- **Problem to solve**:
Restate every entry word for word.

- **Entries shown**:

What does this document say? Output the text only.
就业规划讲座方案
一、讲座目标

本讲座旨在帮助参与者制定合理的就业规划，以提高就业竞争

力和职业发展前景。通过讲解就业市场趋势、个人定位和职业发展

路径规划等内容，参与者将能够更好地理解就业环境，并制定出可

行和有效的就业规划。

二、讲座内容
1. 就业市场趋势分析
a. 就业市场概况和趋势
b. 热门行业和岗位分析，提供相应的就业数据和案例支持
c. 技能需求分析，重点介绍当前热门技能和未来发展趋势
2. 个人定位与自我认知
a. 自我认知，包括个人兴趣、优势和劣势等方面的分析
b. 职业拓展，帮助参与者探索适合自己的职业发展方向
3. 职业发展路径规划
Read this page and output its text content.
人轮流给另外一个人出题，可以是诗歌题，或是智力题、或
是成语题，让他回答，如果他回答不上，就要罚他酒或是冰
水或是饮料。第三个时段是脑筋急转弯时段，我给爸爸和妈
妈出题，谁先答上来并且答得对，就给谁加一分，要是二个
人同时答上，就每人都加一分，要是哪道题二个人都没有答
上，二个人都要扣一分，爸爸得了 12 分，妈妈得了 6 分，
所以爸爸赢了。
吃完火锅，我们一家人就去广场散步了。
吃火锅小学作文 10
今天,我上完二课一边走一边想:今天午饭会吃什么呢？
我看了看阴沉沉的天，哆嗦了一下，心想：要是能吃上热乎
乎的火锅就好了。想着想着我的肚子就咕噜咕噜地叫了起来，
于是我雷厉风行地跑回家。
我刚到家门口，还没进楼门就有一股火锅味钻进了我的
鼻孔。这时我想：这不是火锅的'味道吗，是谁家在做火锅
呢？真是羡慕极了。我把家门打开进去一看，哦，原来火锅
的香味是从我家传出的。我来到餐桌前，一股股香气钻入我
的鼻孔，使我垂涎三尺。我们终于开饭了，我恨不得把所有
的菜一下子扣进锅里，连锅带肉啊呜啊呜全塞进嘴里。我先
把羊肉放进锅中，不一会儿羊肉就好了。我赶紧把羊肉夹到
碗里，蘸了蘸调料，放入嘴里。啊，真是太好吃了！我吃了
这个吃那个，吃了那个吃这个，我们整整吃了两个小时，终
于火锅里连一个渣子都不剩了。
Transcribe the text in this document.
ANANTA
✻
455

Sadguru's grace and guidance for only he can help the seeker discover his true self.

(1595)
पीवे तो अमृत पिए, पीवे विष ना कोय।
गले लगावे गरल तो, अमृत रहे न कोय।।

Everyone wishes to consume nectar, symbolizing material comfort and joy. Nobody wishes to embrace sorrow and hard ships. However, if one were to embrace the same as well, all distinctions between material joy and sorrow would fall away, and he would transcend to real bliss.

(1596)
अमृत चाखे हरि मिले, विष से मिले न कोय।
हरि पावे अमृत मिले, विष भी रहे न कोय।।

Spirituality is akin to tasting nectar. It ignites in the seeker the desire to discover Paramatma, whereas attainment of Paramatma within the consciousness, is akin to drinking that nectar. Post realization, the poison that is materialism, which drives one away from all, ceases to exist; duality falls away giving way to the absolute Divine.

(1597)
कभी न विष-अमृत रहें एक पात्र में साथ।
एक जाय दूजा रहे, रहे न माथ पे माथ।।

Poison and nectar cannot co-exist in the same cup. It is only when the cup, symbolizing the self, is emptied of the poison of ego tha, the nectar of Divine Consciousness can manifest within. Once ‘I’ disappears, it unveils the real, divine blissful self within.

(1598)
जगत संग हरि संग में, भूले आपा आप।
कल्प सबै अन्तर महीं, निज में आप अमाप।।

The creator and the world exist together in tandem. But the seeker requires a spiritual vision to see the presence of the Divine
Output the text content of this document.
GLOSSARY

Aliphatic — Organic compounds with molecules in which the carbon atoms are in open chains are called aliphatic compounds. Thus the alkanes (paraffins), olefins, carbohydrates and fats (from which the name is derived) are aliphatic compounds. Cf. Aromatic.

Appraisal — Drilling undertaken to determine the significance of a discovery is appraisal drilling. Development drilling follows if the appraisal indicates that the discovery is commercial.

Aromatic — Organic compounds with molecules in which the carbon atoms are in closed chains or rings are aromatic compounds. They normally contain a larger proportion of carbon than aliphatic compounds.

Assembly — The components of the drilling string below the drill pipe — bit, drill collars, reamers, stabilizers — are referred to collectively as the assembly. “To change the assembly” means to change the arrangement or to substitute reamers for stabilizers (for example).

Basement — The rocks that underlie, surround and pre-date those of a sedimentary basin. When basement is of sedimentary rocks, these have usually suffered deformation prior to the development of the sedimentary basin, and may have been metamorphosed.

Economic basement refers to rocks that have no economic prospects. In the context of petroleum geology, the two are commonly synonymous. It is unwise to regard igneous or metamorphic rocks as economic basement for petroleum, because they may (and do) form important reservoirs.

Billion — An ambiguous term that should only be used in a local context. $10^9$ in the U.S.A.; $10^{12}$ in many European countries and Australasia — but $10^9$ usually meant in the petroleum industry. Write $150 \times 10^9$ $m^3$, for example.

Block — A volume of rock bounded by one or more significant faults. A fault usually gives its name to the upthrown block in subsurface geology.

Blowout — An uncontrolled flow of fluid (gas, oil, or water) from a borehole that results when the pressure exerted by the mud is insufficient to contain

- **Completed exercise**:
What does this document say? Output the text only.
就业规划讲座方案
一、讲座目标

本讲座旨在帮助参与者制定合理的就业规划，以提高就业竞争

力和职业发展前景。通过讲解就业市场趋势、个人定位和职业发展

路径规划等内容，参与者将能够更好地理解就业环境，并制定出可

行和有效的就业规划。

二、讲座内容
1. 就业市场趋势分析
a. 就业市场概况和趋势
b. 热门行业和岗位分析，提供相应的就业数据和案例支持
c. 技能需求分析，重点介绍当前热门技能和未来发展趋势
2. 个人定位与自我认知
a. 自我认知，包括个人兴趣、优势和劣势等方面的分析
b. 职业拓展，帮助参与者探索适合自己的职业发展方向
3. 职业发展路径规划
Read this page and output its text content.
人轮流给另外一个人出题，可以是诗歌题，或是智力题、或
是成语题，让他回答，如果他回答不上，就要罚他酒或是冰
水或是饮料。第三个时段是脑筋急转弯时段，我给爸爸和妈
妈出题，谁先答上来并且答得对，就给谁加一分，要是二个
人同时答上，就每人都加一分，要是哪道题二个人都没有答
上，二个人都要扣一分，爸爸得了 12 分，妈妈得了 6 分，
所以爸爸赢了。
吃完火锅，我们一家人就去广场散步了。
吃火锅小学作文 10
今天,我上完二课一边走一边想:今天午饭会吃什么呢？
我看了看阴沉沉的天，哆嗦了一下，心想：要是能吃上热乎
乎的火锅就好了。想着想着我的肚子就咕噜咕噜地叫了起来，
于是我雷厉风行地跑回家。
我刚到家门口，还没进楼门就有一股火锅味钻进了我的
鼻孔。这时我想：这不是火锅的'味道吗，是谁家在做火锅
呢？真是羡慕极了。我把家门打开进去一看，哦，原来火锅
的香味是从我家传出的。我来到餐桌前，一股股香气钻入我
的鼻孔，使我垂涎三尺。我们终于开饭了，我恨不得把所有
的菜一下子扣进锅里，连锅带肉啊呜啊呜全塞进嘴里。我先
把羊肉放进锅中，不一会儿羊肉就好了。我赶紧把羊肉夹到
碗里，蘸了蘸调料，放入嘴里。啊，真是太好吃了！我吃了
这个吃那个，吃了那个吃这个，我们整整吃了两个小时，终
于火锅里连一个渣子都不剩了。
Transcribe the text in this document.
ANANTA
✻
455

Sadguru's grace and guidance for only he can help the seeker discover his true self.

(1595)
पीवे तो अमृत पिए, पीवे विष ना कोय।
गले लगावे गरल तो, अमृत रहे न कोय।।

Everyone wishes to consume nectar, symbolizing material comfort and joy. Nobody wishes to embrace sorrow and hard ships. However, if one were to embrace the same as well, all distinctions between material joy and sorrow would fall away, and he would transcend to real bliss.

(1596)
अमृत चाखे हरि मिले, विष से मिले न कोय।
हरि पावे अमृत मिले, विष भी रहे न कोय।।

Spirituality is akin to tasting nectar. It ignites in the seeker the desire to discover Paramatma, whereas attainment of Paramatma within the consciousness, is akin to drinking that nectar. Post realization, the poison that is materialism, which drives one away from all, ceases to exist; duality falls away giving way to the absolute Divine.

(1597)
कभी न विष-अमृत रहें एक पात्र में साथ।
एक जाय दूजा रहे, रहे न माथ पे माथ।।

Poison and nectar cannot co-exist in the same cup. It is only when the cup, symbolizing the self, is emptied of the poison of ego tha, the nectar of Divine Consciousness can manifest within. Once ‘I’ disappears, it unveils the real, divine blissful self within.

(1598)
जगत संग हरि संग में, भूले आपा आप।
कल्प सबै अन्तर महीं, निज में आप अमाप।।

The creator and the world exist together in tandem. But the seeker requires a spiritual vision to see the presence of the Divine
Output the text content of this document.
GLOSSARY

Aliphatic — Organic compounds with molecules in which the carbon atoms are in open chains are called aliphatic compounds. Thus the alkanes (paraffins), olefins, carbohydrates and fats (from which the name is derived) are aliphatic compounds. Cf. Aromatic.

Appraisal — Drilling undertaken to determine the significance of a discovery is appraisal drilling. Development drilling follows if the appraisal indicates that the discovery is commercial.

Aromatic — Organic compounds with molecules in which the carbon atoms are in closed chains or rings are aromatic compounds. They normally contain a larger proportion of carbon than aliphatic compounds.

Assembly — The components of the drilling string below the drill pipe — bit, drill collars, reamers, stabilizers — are referred to collectively as the assembly. “To change the assembly” means to change the arrangement or to substitute reamers for stabilizers (for example).

Basement — The rocks that underlie, surround and pre-date those of a sedimentary basin. When basement is of sedimentary rocks, these have usually suffered deformation prior to the development of the sedimentary basin, and may have been metamorphosed.

Economic basement refers to rocks that have no economic prospects. In the context of petroleum geology, the two are commonly synonymous. It is unwise to regard igneous or metamorphic rocks as economic basement for petroleum, because they may (and do) form important reservoirs.

Billion — An ambiguous term that should only be used in a local context. $10^9$ in the U.S.A.; $10^{12}$ in many European countries and Australasia — but $10^9$ usually meant in the petroleum industry. Write $150 \times 10^9$ $m^3$, for example.

Block — A volume of rock bounded by one or more significant faults. A fault usually gives its name to the upthrown block in subsurface geology.

Blowout — An uncontrolled flow of fluid (gas, oil, or water) from a borehole that results when the pressure exerted by the mud is insufficient to contain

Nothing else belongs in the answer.